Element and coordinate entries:
..........

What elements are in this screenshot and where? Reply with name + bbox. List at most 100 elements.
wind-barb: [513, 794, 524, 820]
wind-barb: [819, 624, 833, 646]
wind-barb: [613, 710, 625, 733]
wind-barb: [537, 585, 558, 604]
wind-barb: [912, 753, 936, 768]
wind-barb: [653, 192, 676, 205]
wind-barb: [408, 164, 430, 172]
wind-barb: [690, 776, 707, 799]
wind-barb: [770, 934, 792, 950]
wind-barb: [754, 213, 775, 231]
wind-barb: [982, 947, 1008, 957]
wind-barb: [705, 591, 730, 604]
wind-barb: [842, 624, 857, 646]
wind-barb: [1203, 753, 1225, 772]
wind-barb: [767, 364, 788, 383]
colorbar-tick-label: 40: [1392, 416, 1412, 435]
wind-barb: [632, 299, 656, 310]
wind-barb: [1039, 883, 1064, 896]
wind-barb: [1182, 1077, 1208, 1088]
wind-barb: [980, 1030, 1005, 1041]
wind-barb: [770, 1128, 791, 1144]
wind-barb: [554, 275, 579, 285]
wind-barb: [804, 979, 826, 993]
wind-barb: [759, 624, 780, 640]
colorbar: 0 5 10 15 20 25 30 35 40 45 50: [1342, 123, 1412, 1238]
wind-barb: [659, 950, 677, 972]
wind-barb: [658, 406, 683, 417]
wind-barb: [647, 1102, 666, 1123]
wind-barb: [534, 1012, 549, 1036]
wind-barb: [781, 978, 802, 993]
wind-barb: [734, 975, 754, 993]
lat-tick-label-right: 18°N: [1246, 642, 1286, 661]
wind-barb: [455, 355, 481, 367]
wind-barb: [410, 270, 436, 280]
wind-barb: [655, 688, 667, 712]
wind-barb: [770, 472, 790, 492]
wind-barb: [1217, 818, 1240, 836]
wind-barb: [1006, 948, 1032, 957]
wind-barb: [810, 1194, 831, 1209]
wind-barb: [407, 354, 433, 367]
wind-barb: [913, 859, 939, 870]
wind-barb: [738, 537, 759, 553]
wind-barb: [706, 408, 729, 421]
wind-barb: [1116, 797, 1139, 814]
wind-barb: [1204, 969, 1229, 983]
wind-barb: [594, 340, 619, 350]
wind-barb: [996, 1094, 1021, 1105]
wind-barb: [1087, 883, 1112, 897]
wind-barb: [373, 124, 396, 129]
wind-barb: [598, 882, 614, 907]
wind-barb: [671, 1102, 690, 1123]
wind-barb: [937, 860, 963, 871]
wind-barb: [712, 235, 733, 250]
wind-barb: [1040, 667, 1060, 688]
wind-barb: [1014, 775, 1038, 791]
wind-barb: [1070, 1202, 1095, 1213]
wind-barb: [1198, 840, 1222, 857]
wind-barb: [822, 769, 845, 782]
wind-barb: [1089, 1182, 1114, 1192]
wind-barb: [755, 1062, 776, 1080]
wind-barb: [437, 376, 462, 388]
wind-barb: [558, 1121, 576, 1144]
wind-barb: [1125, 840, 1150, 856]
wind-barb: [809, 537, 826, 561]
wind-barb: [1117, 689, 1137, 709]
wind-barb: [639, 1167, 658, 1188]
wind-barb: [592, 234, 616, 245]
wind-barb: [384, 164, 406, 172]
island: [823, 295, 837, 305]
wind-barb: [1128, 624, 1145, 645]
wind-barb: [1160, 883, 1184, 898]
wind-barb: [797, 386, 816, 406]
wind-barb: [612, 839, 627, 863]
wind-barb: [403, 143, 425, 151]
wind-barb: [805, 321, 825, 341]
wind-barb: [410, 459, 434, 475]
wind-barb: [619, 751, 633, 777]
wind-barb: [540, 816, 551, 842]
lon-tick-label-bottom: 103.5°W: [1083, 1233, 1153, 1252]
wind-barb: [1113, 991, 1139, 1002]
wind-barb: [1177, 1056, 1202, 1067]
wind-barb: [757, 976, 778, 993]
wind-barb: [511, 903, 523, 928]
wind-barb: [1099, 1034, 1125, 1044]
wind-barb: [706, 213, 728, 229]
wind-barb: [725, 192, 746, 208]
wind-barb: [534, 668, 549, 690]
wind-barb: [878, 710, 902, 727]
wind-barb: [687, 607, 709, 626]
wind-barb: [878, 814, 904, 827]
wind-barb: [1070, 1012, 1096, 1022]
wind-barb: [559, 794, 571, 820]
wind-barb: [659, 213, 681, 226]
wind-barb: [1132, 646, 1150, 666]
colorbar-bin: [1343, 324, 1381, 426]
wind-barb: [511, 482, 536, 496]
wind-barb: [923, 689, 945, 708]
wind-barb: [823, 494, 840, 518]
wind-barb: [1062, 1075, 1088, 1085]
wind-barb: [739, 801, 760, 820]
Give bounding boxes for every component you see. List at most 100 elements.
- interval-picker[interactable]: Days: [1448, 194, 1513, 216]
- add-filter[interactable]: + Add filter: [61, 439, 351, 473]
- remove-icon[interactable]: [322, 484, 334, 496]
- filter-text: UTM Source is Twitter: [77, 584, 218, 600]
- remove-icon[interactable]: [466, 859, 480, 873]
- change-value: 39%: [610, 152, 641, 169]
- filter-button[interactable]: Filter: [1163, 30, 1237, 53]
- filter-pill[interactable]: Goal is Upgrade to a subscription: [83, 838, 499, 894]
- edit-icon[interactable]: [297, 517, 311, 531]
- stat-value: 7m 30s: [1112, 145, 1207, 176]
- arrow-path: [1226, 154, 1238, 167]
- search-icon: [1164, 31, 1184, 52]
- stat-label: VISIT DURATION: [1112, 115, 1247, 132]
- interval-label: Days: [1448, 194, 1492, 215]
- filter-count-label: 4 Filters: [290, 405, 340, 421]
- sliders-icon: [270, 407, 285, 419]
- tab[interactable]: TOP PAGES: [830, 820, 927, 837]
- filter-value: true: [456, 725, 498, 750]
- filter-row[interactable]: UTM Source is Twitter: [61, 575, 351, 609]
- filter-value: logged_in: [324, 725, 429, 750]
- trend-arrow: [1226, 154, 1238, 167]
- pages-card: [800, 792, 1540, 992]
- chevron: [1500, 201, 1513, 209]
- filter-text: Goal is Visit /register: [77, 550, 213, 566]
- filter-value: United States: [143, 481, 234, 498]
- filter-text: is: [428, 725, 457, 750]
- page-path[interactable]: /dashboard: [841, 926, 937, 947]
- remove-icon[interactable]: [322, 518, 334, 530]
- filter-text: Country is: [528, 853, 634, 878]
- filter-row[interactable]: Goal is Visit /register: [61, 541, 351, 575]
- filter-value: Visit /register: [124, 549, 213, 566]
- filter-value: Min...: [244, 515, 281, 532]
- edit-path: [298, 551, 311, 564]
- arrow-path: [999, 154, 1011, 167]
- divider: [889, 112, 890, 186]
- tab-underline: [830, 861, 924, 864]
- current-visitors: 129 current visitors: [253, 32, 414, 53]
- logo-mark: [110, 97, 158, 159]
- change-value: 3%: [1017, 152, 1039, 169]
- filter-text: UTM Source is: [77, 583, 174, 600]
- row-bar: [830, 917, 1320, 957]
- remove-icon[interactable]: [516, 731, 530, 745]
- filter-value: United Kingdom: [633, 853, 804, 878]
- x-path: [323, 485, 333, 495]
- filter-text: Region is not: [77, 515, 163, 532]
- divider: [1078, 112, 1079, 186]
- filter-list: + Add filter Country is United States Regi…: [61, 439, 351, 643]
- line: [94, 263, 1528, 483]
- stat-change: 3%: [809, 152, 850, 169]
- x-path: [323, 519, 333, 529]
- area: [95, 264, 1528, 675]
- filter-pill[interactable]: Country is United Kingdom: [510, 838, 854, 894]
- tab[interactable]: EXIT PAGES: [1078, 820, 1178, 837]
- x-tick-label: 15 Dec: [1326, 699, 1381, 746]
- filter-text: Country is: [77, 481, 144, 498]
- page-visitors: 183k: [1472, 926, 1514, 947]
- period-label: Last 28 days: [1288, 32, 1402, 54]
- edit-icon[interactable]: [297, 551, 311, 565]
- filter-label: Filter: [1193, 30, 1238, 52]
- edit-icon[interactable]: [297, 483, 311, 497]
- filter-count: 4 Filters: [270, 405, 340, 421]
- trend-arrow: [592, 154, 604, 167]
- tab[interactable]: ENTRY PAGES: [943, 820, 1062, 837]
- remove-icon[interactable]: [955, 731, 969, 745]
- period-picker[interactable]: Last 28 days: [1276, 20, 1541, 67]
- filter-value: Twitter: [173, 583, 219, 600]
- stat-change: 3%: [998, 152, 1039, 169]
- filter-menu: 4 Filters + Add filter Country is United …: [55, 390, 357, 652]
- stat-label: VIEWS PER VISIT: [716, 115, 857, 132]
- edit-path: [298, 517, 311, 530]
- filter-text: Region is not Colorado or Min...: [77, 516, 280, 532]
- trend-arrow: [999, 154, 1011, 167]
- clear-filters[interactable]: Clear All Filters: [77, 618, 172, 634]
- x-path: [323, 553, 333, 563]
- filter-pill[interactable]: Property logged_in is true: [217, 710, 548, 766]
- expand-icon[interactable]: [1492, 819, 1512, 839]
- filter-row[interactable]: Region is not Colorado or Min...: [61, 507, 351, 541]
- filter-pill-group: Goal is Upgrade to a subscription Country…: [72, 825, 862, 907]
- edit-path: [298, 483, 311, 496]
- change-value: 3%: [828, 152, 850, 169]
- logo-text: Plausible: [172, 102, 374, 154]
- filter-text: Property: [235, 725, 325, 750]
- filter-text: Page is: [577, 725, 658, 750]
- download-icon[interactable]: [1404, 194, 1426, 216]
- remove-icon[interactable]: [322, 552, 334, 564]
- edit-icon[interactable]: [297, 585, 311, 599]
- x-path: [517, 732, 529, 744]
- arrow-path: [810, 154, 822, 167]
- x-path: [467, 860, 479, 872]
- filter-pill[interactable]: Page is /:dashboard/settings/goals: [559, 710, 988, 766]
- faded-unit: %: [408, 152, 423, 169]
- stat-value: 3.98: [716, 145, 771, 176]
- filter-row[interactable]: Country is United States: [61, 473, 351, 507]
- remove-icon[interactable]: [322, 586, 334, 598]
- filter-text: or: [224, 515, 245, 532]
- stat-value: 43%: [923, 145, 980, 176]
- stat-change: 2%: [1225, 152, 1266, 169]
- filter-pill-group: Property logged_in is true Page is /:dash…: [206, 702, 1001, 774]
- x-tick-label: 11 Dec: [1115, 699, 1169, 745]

..........

- Written exercise: Give back the entries unchanged, starting with their first line and going on through the line with "wind-barb: [373, 124, 396, 129]", both ends included.

- Response:
What elements are in this screenshot and where? Reply with name + bbox. List at most 100 elements.
wind-barb: [513, 794, 524, 820]
wind-barb: [819, 624, 833, 646]
wind-barb: [613, 710, 625, 733]
wind-barb: [537, 585, 558, 604]
wind-barb: [912, 753, 936, 768]
wind-barb: [653, 192, 676, 205]
wind-barb: [408, 164, 430, 172]
wind-barb: [690, 776, 707, 799]
wind-barb: [770, 934, 792, 950]
wind-barb: [754, 213, 775, 231]
wind-barb: [982, 947, 1008, 957]
wind-barb: [705, 591, 730, 604]
wind-barb: [842, 624, 857, 646]
wind-barb: [1203, 753, 1225, 772]
wind-barb: [767, 364, 788, 383]
colorbar-tick-label: 40: [1392, 416, 1412, 435]
wind-barb: [632, 299, 656, 310]
wind-barb: [1039, 883, 1064, 896]
wind-barb: [1182, 1077, 1208, 1088]
wind-barb: [980, 1030, 1005, 1041]
wind-barb: [770, 1128, 791, 1144]
wind-barb: [554, 275, 579, 285]
wind-barb: [804, 979, 826, 993]
wind-barb: [759, 624, 780, 640]
colorbar: 0 5 10 15 20 25 30 35 40 45 50: [1342, 123, 1412, 1238]
wind-barb: [659, 950, 677, 972]
wind-barb: [658, 406, 683, 417]
wind-barb: [647, 1102, 666, 1123]
wind-barb: [534, 1012, 549, 1036]
wind-barb: [781, 978, 802, 993]
wind-barb: [734, 975, 754, 993]
lat-tick-label-right: 18°N: [1246, 642, 1286, 661]
wind-barb: [455, 355, 481, 367]
wind-barb: [410, 270, 436, 280]
wind-barb: [655, 688, 667, 712]
wind-barb: [770, 472, 790, 492]
wind-barb: [1217, 818, 1240, 836]
wind-barb: [1006, 948, 1032, 957]
wind-barb: [810, 1194, 831, 1209]
wind-barb: [407, 354, 433, 367]
wind-barb: [913, 859, 939, 870]
wind-barb: [738, 537, 759, 553]
wind-barb: [706, 408, 729, 421]
wind-barb: [1116, 797, 1139, 814]
wind-barb: [1204, 969, 1229, 983]
wind-barb: [594, 340, 619, 350]
wind-barb: [996, 1094, 1021, 1105]
wind-barb: [1087, 883, 1112, 897]
wind-barb: [373, 124, 396, 129]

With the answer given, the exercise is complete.